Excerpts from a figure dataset
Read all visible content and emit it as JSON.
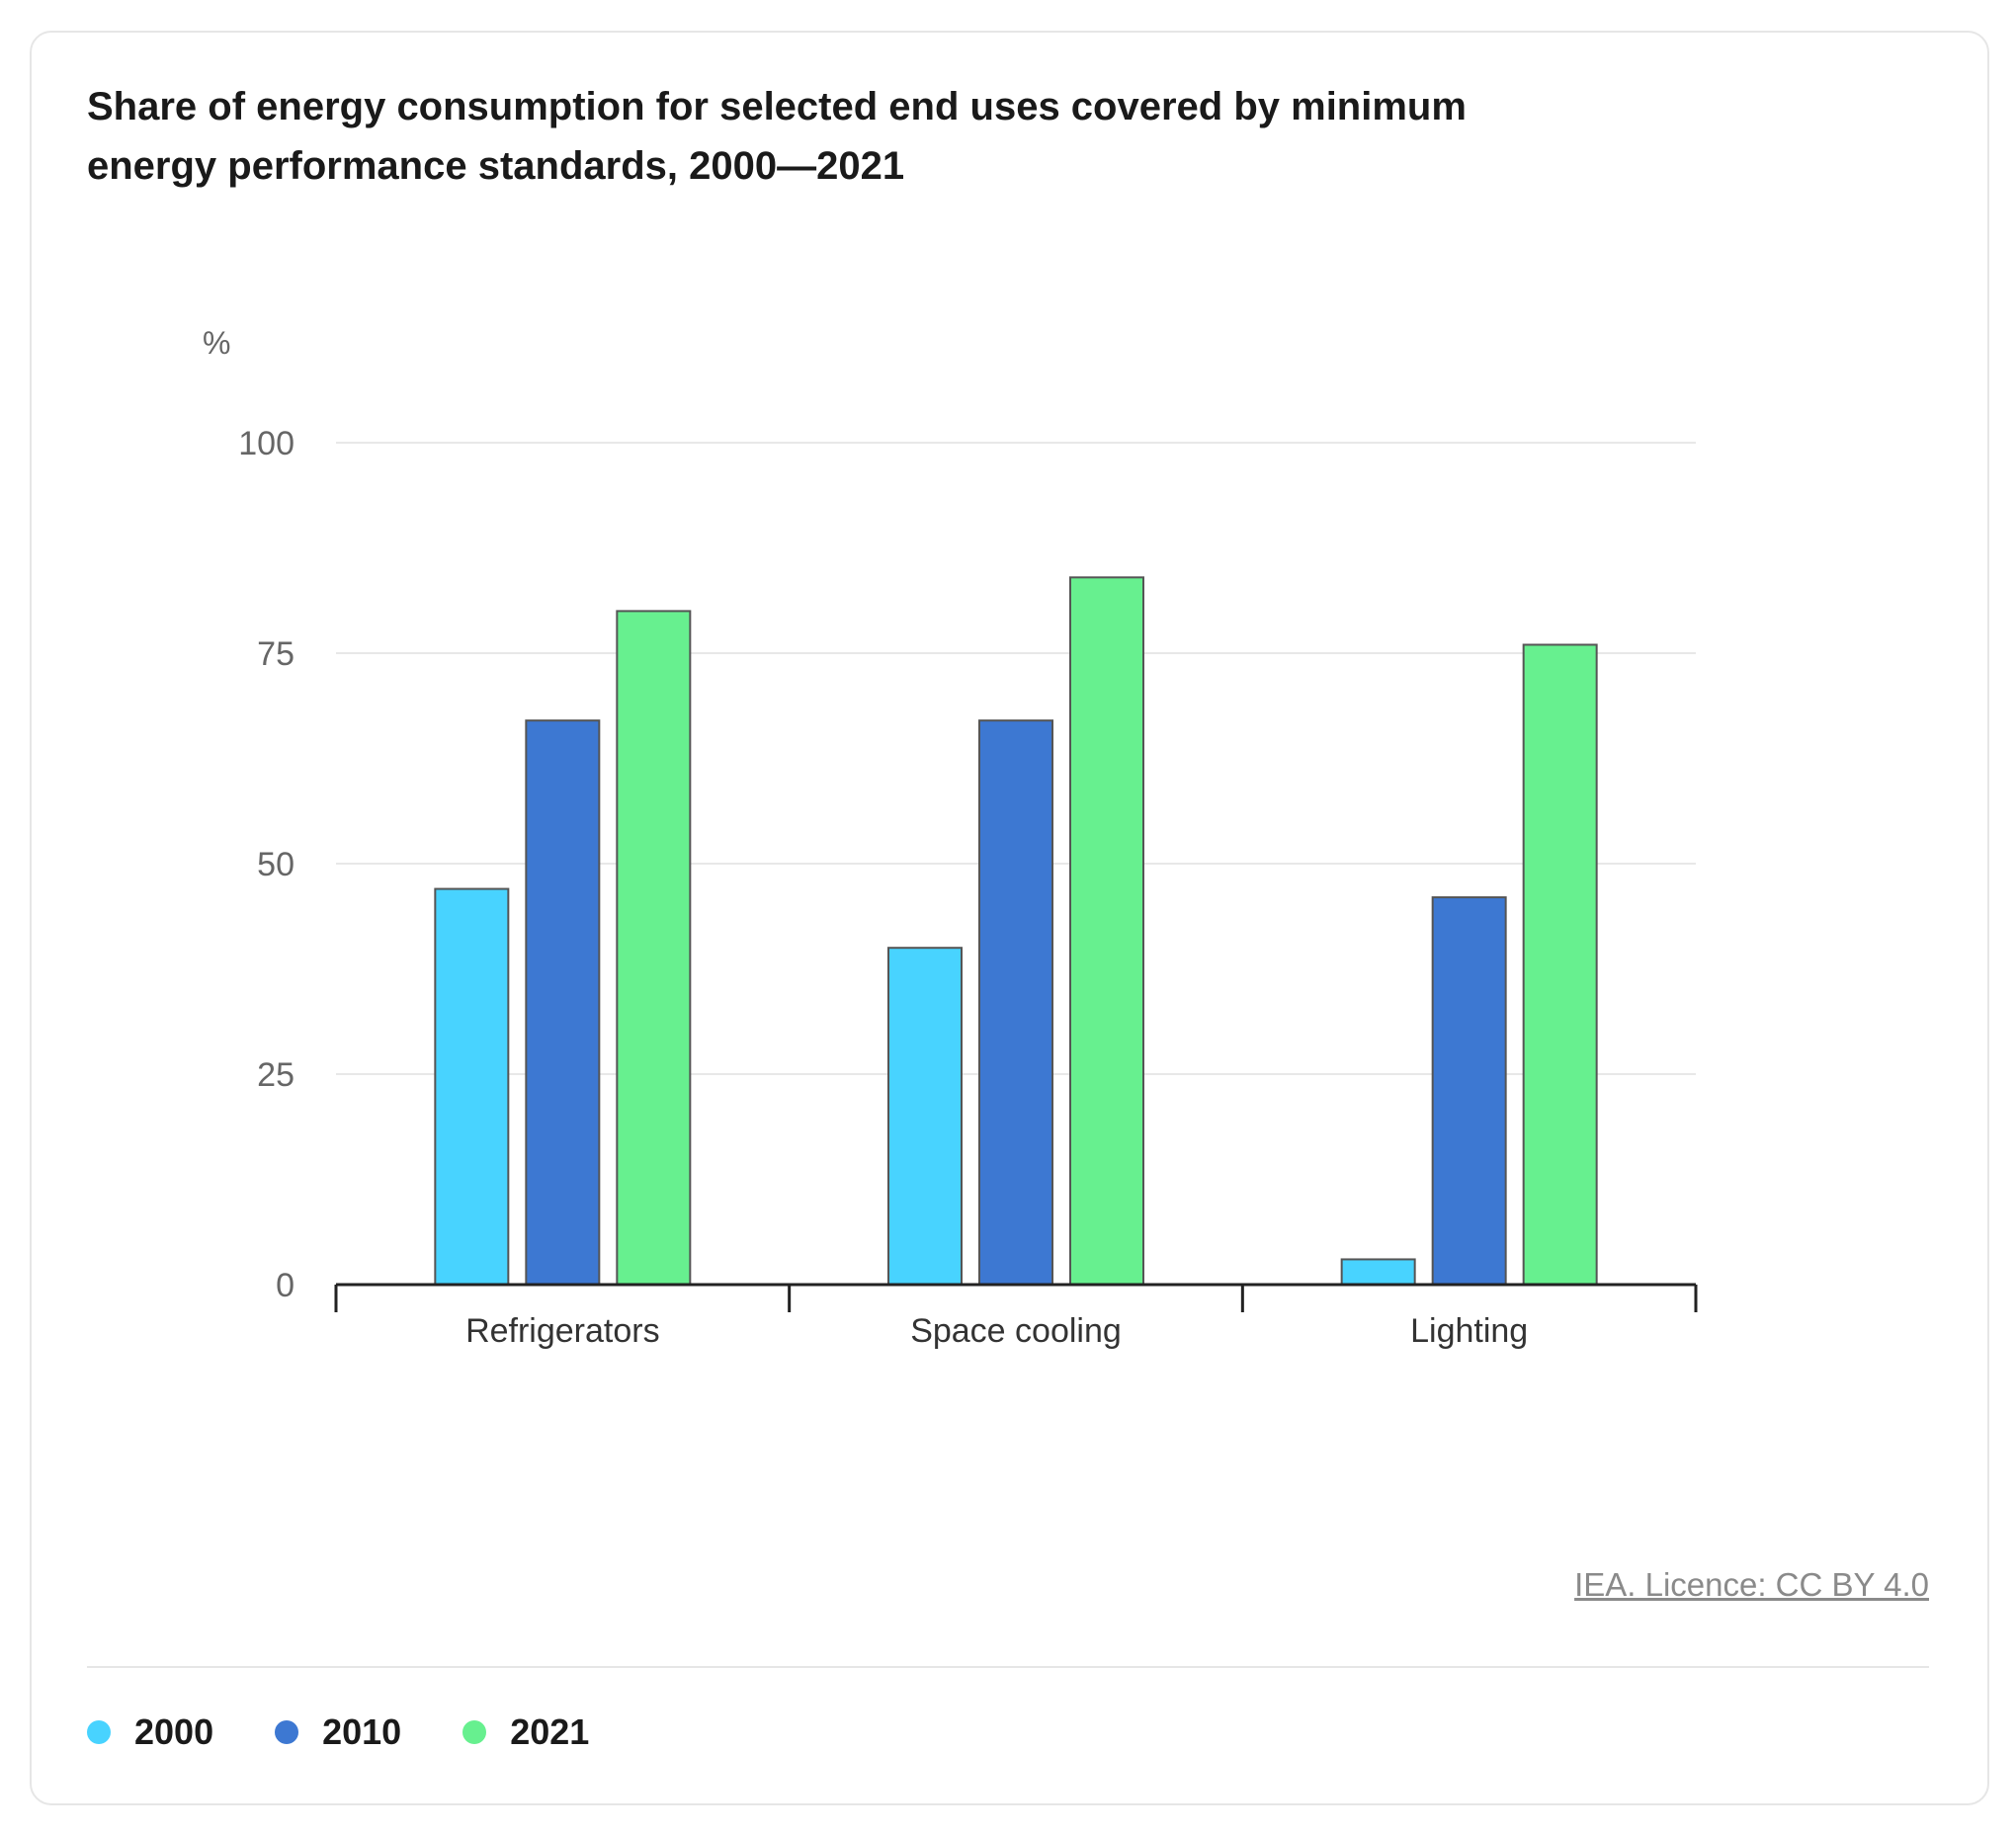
{
  "title": "Share of energy consumption for selected end uses covered by minimum energy performance standards, 2000—2021",
  "licence": "IEA. Licence: CC BY 4.0",
  "legend": [
    {
      "label": "2000",
      "color": "#48d3ff"
    },
    {
      "label": "2010",
      "color": "#3d78d2"
    },
    {
      "label": "2021",
      "color": "#67f08f"
    }
  ],
  "chart_data": {
    "type": "bar",
    "title": "Share of energy consumption for selected end uses covered by minimum energy performance standards, 2000—2021",
    "ylabel": "%",
    "xlabel": "",
    "ylim": [
      0,
      100
    ],
    "yticks": [
      0,
      25,
      50,
      75,
      100
    ],
    "grid": true,
    "legend_position": "bottom",
    "categories": [
      "Refrigerators",
      "Space cooling",
      "Lighting"
    ],
    "series": [
      {
        "name": "2000",
        "color": "#48d3ff",
        "values": [
          47,
          40,
          3
        ]
      },
      {
        "name": "2010",
        "color": "#3d78d2",
        "values": [
          67,
          67,
          46
        ]
      },
      {
        "name": "2021",
        "color": "#67f08f",
        "values": [
          80,
          84,
          76
        ]
      }
    ]
  }
}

> _WORK REQUIRED_: Your answer should be a single number: the count of lines that contain "selected".

> _TASK RESULT_: 2